- **EXCERPTED DATA**:
——————————
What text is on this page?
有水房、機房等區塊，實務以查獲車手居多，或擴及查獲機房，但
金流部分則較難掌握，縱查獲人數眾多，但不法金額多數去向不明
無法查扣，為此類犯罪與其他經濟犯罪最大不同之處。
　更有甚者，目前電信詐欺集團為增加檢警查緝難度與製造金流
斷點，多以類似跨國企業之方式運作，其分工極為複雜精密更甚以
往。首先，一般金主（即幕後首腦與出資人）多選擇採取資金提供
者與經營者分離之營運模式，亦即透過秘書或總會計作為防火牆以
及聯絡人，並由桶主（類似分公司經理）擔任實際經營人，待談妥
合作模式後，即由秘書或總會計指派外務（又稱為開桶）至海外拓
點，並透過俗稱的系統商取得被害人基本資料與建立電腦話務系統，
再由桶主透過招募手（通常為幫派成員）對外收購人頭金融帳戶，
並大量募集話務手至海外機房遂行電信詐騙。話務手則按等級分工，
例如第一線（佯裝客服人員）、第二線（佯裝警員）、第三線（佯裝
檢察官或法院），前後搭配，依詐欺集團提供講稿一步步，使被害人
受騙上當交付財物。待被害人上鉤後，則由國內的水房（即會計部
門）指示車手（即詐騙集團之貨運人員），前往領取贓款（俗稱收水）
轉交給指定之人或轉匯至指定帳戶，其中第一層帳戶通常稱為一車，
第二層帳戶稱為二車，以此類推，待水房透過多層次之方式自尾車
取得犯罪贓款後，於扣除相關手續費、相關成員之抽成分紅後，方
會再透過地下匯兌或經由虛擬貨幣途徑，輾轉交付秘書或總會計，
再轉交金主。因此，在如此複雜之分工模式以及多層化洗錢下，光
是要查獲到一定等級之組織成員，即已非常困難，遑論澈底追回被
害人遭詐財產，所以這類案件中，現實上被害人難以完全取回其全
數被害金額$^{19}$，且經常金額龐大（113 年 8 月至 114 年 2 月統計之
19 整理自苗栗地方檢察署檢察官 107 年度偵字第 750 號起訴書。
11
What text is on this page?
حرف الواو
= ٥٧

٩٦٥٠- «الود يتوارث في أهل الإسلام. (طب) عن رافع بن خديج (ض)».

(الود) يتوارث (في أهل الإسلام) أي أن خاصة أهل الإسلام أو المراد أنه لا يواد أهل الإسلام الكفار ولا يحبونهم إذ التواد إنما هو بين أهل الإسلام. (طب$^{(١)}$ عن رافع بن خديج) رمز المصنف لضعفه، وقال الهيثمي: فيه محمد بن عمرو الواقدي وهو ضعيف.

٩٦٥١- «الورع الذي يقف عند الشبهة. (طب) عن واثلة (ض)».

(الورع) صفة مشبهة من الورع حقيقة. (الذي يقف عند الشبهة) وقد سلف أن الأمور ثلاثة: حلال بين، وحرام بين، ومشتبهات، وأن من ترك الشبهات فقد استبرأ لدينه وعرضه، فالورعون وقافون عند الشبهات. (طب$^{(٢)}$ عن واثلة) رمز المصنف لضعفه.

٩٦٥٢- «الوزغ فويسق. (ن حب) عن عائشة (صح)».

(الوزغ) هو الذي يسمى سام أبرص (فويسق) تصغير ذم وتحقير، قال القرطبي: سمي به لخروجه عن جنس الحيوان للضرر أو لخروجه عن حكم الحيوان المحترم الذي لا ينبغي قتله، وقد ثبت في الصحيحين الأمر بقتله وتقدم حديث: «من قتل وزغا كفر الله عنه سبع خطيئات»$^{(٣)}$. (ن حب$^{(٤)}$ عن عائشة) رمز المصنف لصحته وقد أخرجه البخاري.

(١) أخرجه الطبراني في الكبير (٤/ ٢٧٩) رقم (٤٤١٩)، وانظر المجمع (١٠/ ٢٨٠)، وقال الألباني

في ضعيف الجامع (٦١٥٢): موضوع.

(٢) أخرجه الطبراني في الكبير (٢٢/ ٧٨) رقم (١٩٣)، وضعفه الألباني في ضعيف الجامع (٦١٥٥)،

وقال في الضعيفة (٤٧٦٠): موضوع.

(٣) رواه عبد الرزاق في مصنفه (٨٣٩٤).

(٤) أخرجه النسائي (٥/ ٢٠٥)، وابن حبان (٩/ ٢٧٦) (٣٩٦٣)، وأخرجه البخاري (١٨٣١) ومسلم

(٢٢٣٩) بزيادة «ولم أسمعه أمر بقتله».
——————————
- **PROBLEM STATEMENT**:
Copy out each line in the preceding records that contains "موضوع".

- **EXPECTED ANSWER**:
في ضعيف الجامع (٦١٥٢): موضوع.
وقال في الضعيفة (٤٧٦٠): موضوع.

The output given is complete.